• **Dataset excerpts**
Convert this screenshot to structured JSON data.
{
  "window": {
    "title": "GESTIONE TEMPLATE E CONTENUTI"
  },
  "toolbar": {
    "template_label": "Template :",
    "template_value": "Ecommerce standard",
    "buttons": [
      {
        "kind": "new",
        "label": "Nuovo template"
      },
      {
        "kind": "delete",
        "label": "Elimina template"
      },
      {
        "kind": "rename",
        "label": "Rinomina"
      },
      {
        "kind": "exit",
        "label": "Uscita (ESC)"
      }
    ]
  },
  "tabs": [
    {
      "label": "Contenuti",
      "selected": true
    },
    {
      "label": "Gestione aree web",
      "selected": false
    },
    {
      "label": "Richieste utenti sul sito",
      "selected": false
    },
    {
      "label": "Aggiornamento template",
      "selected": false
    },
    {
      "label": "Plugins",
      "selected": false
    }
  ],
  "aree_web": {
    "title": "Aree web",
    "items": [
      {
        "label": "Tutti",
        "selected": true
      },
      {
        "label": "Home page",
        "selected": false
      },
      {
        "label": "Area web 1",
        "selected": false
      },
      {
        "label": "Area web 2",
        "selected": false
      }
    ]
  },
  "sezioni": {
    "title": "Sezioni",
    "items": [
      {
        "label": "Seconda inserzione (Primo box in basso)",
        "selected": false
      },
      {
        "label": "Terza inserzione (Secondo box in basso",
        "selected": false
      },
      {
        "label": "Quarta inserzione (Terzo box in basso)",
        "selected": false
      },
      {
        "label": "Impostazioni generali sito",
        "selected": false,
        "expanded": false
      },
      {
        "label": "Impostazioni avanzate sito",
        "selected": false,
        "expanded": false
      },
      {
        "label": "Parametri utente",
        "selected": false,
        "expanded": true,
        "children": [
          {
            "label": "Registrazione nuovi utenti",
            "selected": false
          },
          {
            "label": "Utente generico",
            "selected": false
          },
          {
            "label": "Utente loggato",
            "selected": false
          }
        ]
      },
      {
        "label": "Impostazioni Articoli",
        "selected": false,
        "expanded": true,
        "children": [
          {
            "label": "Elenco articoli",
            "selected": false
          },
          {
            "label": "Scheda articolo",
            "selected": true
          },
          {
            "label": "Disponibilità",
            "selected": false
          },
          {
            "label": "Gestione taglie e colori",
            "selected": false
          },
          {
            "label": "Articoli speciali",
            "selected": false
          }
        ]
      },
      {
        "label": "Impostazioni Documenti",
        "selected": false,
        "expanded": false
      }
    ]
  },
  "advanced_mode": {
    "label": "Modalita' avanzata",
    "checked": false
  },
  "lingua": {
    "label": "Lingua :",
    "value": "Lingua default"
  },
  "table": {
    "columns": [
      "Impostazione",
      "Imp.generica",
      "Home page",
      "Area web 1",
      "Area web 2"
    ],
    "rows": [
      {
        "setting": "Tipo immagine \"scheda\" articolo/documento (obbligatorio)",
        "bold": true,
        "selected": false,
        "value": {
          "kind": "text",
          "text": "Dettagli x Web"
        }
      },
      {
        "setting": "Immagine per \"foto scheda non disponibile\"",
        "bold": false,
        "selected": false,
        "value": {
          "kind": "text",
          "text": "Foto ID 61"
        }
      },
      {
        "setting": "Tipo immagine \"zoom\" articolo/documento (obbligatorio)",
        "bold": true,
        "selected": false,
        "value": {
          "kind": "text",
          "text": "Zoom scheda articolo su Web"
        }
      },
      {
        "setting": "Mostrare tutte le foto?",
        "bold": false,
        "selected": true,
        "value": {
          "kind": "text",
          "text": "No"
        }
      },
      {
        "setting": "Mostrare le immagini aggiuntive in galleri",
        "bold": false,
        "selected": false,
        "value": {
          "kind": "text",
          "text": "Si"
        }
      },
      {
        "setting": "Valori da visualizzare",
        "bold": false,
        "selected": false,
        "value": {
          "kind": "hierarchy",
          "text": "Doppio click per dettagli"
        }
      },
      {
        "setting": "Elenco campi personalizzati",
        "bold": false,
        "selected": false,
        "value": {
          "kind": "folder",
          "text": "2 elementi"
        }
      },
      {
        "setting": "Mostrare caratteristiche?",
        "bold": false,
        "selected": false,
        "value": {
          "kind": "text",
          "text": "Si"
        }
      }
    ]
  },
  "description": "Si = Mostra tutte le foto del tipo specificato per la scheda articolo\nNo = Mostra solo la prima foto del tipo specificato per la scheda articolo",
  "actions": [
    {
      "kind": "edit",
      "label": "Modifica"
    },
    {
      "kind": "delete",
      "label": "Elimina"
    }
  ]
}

• **Your task**
Give only the number of lines in the data that hold the string "Impostazioni".

• **The output**
4